| AIM OF THE TASK |
Identify each line below that contains the word "装机潜水电泵", and copy it out.

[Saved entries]
......

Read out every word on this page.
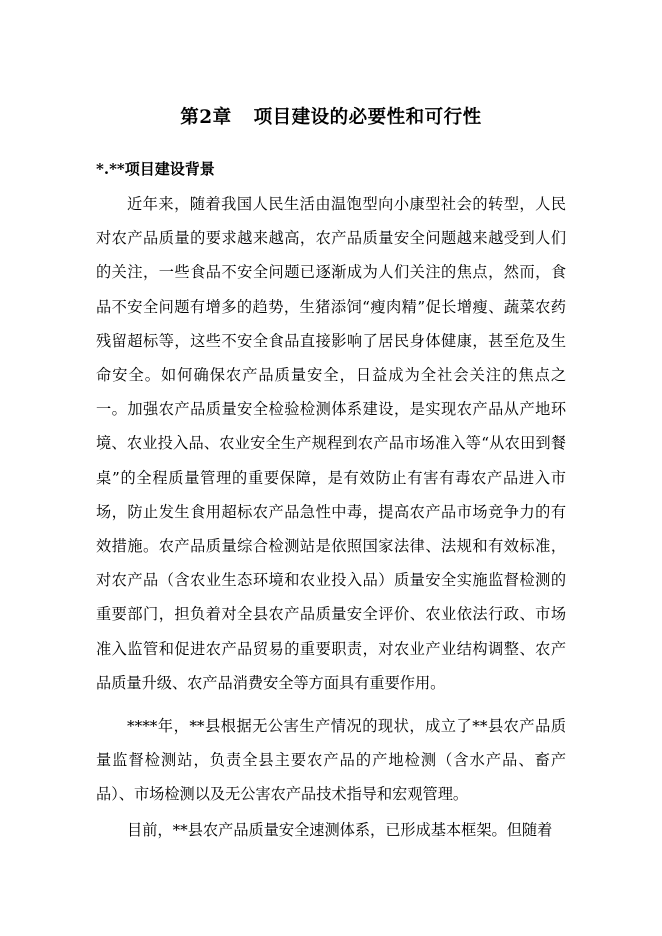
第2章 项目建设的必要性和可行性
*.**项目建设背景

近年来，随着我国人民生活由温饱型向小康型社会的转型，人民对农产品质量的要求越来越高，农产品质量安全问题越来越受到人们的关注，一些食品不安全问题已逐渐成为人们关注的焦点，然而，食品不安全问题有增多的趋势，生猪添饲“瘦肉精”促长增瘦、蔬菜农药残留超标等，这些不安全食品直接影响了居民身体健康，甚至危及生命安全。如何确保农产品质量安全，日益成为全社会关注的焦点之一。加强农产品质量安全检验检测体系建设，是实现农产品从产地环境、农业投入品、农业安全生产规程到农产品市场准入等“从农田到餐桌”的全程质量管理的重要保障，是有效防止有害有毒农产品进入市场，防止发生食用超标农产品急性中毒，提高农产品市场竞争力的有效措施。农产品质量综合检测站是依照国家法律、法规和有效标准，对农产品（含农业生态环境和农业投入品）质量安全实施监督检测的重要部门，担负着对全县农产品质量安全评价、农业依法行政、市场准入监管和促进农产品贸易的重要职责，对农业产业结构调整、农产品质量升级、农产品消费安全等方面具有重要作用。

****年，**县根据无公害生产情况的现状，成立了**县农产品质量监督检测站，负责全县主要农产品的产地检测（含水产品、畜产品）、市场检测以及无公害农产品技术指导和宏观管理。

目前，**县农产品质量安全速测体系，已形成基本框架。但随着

......

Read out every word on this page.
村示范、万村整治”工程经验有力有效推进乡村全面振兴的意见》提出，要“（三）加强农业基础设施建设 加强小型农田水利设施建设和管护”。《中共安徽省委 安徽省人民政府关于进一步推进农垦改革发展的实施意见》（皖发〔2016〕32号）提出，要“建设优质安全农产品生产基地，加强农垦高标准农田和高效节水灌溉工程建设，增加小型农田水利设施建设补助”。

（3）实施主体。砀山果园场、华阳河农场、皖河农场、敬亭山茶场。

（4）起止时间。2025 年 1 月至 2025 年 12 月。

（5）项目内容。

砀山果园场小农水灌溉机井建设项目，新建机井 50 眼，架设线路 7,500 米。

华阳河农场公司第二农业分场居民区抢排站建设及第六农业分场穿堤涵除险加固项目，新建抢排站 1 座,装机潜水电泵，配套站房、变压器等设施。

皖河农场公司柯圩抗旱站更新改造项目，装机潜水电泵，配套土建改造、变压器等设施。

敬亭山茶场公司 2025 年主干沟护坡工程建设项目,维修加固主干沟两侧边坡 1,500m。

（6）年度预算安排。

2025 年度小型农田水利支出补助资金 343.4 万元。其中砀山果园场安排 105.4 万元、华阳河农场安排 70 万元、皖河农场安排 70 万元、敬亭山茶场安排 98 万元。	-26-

......

| RESULT |
华阳河农场公司第二农业分场居民区抢排站建设及第六农业分场穿堤涵除险加固项目，新建抢排站 1 座,装机潜水电泵，配套站房、变压器等设施。
皖河农场公司柯圩抗旱站更新改造项目，装机潜水电泵，配套土建改造、变压器等设施。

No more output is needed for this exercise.